How many lines in the entries below contain "type"? Answer with the number only.

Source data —
— BEGIN —

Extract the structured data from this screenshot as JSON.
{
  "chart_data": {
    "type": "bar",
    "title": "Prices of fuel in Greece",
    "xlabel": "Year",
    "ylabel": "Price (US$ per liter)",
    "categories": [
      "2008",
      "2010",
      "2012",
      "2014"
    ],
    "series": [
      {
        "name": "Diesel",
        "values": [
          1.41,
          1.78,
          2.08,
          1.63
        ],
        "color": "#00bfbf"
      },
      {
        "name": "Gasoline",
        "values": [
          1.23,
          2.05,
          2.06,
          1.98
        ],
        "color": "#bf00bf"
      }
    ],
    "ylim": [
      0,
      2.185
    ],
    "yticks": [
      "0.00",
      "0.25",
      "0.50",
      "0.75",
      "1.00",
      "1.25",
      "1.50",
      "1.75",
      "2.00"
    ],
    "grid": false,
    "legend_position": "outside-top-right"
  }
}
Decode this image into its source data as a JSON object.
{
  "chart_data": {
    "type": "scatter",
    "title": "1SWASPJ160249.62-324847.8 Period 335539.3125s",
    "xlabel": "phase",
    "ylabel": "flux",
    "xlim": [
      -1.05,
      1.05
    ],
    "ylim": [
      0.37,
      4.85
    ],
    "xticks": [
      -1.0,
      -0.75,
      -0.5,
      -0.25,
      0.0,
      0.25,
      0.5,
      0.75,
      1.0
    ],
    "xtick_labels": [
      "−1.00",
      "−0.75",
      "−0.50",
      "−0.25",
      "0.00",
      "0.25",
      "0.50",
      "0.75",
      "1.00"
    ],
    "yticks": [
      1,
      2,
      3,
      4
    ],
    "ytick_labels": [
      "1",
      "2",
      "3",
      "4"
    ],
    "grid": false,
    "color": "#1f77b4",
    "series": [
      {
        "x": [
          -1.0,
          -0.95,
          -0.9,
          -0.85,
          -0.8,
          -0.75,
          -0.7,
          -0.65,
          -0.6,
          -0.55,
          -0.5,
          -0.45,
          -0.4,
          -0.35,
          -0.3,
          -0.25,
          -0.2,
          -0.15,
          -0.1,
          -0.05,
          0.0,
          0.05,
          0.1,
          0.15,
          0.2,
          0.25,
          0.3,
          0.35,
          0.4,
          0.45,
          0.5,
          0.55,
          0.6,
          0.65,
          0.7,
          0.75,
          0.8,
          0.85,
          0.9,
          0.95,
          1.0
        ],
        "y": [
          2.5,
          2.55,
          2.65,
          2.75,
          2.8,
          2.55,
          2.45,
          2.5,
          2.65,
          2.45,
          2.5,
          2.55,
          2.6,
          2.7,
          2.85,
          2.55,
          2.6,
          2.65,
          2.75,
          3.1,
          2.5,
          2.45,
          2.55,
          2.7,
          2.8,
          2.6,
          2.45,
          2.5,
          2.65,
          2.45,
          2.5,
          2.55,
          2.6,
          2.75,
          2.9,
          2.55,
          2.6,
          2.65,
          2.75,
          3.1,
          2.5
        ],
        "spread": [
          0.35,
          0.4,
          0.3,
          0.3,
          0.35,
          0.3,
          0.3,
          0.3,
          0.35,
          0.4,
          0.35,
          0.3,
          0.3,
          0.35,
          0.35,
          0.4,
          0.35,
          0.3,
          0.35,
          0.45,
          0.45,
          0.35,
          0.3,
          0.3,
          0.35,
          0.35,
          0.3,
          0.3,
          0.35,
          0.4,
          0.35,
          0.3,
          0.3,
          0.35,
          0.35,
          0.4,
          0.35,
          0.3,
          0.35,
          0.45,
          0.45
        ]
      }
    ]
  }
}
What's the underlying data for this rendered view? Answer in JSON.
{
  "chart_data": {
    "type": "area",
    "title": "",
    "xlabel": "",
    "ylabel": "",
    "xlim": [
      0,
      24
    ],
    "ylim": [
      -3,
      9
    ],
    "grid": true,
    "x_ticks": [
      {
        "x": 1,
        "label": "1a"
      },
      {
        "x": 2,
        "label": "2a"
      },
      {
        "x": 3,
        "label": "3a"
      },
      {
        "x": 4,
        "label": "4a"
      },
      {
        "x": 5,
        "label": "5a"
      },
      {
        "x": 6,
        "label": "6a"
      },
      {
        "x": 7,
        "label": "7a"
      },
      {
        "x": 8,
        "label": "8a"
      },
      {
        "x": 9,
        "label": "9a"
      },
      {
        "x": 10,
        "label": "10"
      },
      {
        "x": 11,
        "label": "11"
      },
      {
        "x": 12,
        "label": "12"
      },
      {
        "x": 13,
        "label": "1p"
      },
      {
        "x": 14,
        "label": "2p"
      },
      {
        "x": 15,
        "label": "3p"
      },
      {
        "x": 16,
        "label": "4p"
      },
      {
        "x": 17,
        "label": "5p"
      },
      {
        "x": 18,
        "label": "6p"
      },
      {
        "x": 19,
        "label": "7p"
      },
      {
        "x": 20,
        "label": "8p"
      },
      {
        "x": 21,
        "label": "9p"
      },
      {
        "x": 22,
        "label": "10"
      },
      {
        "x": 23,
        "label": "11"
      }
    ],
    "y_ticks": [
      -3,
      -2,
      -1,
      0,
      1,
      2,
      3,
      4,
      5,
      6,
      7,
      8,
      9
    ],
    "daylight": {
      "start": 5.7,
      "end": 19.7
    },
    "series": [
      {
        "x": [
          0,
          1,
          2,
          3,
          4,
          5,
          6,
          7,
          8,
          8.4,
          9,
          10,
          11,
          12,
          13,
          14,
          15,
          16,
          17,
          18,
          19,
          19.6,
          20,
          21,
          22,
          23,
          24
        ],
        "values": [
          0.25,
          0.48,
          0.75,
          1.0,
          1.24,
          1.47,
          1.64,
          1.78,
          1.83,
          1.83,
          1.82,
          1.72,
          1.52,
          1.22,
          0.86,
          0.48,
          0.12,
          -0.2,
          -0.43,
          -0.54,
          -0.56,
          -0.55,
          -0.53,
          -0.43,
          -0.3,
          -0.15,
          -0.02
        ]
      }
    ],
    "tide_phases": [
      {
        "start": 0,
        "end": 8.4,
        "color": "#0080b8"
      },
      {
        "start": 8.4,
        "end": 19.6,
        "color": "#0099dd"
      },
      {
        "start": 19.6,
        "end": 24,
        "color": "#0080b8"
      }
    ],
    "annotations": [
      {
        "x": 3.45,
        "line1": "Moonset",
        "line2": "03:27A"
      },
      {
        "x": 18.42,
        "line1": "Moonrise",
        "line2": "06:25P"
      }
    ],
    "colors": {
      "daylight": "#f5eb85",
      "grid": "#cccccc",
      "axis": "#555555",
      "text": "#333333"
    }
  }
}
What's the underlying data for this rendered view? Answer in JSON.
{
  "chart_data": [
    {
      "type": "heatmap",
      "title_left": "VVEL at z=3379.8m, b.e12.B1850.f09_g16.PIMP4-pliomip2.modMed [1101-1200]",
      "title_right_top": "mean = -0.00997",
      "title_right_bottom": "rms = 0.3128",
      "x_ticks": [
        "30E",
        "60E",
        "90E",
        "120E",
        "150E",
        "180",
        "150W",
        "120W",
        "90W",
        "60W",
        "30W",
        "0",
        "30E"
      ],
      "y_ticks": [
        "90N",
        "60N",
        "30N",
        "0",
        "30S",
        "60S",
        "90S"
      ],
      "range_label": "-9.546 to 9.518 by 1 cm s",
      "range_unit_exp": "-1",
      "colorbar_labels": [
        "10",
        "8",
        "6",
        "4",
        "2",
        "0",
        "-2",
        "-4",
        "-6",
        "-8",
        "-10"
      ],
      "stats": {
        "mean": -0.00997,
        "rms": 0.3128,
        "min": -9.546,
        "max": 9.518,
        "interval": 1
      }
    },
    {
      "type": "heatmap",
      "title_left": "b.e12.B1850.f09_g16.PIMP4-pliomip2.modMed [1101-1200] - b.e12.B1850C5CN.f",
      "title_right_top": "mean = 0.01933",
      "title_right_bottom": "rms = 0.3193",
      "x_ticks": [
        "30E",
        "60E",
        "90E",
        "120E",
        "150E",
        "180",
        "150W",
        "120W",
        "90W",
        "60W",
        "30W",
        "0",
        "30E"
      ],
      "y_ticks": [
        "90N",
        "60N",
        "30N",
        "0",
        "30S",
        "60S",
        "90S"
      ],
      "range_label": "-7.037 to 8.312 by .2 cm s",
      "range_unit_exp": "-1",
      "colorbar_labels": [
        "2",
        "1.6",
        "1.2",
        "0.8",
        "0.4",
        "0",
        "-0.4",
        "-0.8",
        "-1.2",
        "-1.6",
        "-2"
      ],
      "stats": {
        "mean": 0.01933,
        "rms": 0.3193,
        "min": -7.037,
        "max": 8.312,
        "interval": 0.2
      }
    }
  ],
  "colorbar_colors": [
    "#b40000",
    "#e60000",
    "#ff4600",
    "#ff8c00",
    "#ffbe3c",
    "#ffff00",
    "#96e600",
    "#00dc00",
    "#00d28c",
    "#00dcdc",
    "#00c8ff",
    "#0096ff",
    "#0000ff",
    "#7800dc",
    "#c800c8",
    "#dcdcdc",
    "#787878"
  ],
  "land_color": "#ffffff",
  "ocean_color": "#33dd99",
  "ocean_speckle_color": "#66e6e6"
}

— END —

Output below —
5